## Exercise details:
Reproduce verbatim the passage of the article on NVD enrichment priorities that opens with the words containing "At a glance" and closes with "AI-driven vulnerability submissions.".
* START Document extract *
TL;DR: NIST’s April 2026 NVD enrichment change prioritizes only KEV, federal, and critical software CVEs, while the rest are marked Not Scheduled, widening a gap that already existed as submissions rose 263% from 2020 to 2025 and first-quarter 2026 submissions ran nearly one-third higher than a year earlier, according to Oligo Security. Static CVE programs are now forced to confront a harder truth: runtime exploitability matters more than database completeness.
At a glance
What this is: This analysis argues that NVD’s new prioritization model makes CVE-centric security harder to sustain because vulnerability metadata is arriving faster than it can be enriched and used for triage.
Why it matters: For IAM and NHI practitioners, the lesson is that any security model built on incomplete identifiers and delayed scoring will miss technique-level abuse, especially where machine identities and runtime exposure drive actual risk.
By the numbers:
- CVE submissions increased 263% between 2020 and 2025, representing an already staggering pace prior to a sharp uptick in AI-driven vulnerability submissions.
- Submissions in the first three months of 2026 are running nearly one-third higher than the same period last year.
👉 Read Oligo Security's analysis of NVD enrichment changes and runtime risk
Context
Security teams often treat vulnerability management as an indexing problem, but attacks happen at the technique level, not the identifier level. A CVE may describe a flaw, yet it says little about whether the vulnerable code runs in production, whether the exploit is already in the wild, or whether the issue is reachable from the paths an attacker can actually use. For NHI governance, that distinction matters because service accounts, tokens, and automated workflows are often assessed indirectly through the software they depend on, not through runtime evidence.
NIST’s April 15, 2026 change to NVD enrichment priorities makes that gap visible. The practical effect is that many new CVEs will not receive the same metadata support teams have depended on for triage, which forces security programmes to decide whether they are managing risk or merely managing records. Oligo Security uses the shift to argue for runtime context over static enumeration, and that framing is directionally correct for modern IAM and NHI operations.
The baseline challenge is not unique to one vendor or one vulnerability workflow. It is typical of organisations that have built patch governance around scorecards, while attackers increasingly move faster than metadata pipelines can keep up.
Key questions
Q: How should security teams prioritise vulnerabilities when CVE metadata is incomplete?
A: Prioritise by runtime exposure, exploitability, and reachability, not by CVE presence alone. If the affected code runs in production and an attacker can reach it, it deserves more attention than a higher-scoring issue that never executes. Teams should combine scanning with live telemetry, KEV data, and business context to make the queue reflect actual risk.
Q: Why is CVE-centric security becoming less reliable?
A: CVE-centric security is less reliable because identifier volume is rising faster than enrichment can keep up, while attackers exploit technique patterns before databases are complete. A program that waits for perfect metadata will always lag. The practical answer is to govern by execution reality, not by the speed of the catalog.
Q: What is the difference between static vulnerability scanning and runtime risk management?
* END Document extract *
* START Record excerpts *
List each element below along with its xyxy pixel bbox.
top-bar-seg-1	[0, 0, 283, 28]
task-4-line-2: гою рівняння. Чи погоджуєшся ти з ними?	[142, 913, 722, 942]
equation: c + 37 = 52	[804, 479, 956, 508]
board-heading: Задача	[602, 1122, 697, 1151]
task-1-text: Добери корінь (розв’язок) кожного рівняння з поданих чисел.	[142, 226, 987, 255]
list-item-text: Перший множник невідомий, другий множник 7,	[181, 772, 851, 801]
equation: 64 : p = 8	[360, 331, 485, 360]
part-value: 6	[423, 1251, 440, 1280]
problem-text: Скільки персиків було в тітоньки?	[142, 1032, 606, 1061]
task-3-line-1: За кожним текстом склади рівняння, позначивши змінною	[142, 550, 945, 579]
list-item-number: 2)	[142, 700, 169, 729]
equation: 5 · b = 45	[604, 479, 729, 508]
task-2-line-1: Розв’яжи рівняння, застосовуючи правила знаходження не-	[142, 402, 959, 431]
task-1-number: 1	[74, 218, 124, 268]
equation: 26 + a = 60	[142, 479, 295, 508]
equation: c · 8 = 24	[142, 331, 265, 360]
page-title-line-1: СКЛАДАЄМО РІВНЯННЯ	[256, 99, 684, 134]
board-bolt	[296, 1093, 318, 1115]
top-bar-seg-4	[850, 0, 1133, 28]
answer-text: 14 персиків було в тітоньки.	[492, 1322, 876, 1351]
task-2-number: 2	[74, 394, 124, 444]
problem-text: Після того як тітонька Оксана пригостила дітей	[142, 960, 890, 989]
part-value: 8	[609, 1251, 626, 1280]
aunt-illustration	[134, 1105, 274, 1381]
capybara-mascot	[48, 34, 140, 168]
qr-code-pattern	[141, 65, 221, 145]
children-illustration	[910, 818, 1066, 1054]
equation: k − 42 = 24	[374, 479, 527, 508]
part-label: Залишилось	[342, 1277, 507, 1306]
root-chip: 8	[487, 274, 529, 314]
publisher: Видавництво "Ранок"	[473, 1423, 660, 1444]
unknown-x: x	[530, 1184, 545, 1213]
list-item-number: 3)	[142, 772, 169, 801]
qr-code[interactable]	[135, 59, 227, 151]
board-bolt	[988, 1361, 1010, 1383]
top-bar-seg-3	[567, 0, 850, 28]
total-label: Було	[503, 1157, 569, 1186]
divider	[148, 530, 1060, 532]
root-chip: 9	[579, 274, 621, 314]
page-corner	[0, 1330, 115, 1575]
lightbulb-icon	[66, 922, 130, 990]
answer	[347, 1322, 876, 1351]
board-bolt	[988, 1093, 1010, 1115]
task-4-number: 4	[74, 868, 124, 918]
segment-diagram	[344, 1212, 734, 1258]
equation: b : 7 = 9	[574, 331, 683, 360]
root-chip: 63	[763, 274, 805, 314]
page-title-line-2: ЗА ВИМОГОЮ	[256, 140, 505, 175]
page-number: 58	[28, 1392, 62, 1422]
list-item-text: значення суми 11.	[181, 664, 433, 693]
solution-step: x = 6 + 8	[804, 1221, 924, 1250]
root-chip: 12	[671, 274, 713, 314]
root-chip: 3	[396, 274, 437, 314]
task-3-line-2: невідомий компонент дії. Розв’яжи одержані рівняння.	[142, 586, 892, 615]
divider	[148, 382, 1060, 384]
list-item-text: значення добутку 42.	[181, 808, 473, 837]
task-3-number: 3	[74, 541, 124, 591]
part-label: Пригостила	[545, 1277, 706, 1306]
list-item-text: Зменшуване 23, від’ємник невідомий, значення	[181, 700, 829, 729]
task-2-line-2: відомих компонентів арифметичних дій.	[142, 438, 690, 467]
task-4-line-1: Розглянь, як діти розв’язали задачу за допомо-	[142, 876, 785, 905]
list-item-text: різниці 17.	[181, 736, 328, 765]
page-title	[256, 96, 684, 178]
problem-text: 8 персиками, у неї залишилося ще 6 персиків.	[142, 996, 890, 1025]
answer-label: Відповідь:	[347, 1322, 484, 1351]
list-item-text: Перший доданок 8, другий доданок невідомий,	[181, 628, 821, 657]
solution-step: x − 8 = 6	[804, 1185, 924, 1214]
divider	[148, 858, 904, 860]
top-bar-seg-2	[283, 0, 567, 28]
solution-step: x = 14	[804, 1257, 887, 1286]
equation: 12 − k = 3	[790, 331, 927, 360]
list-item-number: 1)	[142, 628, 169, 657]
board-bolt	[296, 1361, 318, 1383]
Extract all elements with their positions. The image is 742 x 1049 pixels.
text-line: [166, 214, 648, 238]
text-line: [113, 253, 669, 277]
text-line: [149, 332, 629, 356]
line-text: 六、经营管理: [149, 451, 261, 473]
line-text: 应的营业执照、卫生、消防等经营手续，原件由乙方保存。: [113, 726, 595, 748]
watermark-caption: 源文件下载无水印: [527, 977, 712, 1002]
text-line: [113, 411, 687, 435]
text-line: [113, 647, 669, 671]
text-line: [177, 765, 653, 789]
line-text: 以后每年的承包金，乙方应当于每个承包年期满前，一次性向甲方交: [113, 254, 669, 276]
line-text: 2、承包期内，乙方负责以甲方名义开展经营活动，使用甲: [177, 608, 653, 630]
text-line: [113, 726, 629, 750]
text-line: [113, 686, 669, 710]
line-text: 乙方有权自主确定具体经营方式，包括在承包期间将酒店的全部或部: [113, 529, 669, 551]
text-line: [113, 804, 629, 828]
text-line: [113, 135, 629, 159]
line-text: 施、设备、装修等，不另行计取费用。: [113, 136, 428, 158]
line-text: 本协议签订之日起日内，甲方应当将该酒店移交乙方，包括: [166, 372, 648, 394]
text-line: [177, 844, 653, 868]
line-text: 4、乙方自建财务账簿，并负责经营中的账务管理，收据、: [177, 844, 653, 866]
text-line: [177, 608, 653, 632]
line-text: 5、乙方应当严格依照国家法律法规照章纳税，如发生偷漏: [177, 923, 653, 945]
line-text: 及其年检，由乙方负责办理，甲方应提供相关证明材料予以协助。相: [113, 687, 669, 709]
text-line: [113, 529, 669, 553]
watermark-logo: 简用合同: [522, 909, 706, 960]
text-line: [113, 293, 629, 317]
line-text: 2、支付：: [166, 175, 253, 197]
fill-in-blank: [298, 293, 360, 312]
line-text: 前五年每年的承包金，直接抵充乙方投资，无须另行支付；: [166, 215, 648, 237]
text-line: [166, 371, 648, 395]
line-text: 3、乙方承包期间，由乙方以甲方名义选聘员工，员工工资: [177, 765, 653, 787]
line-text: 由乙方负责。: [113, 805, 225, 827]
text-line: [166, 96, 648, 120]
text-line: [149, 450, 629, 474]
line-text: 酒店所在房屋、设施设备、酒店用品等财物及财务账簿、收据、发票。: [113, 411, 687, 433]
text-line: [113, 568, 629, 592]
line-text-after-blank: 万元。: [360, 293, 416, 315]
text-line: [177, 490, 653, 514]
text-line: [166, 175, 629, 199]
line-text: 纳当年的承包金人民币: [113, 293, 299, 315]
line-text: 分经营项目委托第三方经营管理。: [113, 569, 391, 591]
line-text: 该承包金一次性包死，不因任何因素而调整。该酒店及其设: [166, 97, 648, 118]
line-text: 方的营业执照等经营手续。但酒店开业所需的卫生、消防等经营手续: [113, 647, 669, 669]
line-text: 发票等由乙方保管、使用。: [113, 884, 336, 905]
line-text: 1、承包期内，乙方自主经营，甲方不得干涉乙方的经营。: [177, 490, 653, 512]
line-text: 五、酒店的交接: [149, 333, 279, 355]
* END Record excerpts *
## Full solution:
At a glance
What this is: This analysis argues that NVD’s new prioritization model makes CVE-centric security harder to sustain because vulnerability metadata is arriving faster than it can be enriched and used for triage.
Why it matters: For IAM and NHI practitioners, the lesson is that any security model built on incomplete identifiers and delayed scoring will miss technique-level abuse, especially where machine identities and runtime exposure drive actual risk.
By the numbers:
- CVE submissions increased 263% between 2020 and 2025, representing an already staggering pace prior to a sharp uptick in AI-driven vulnerability submissions.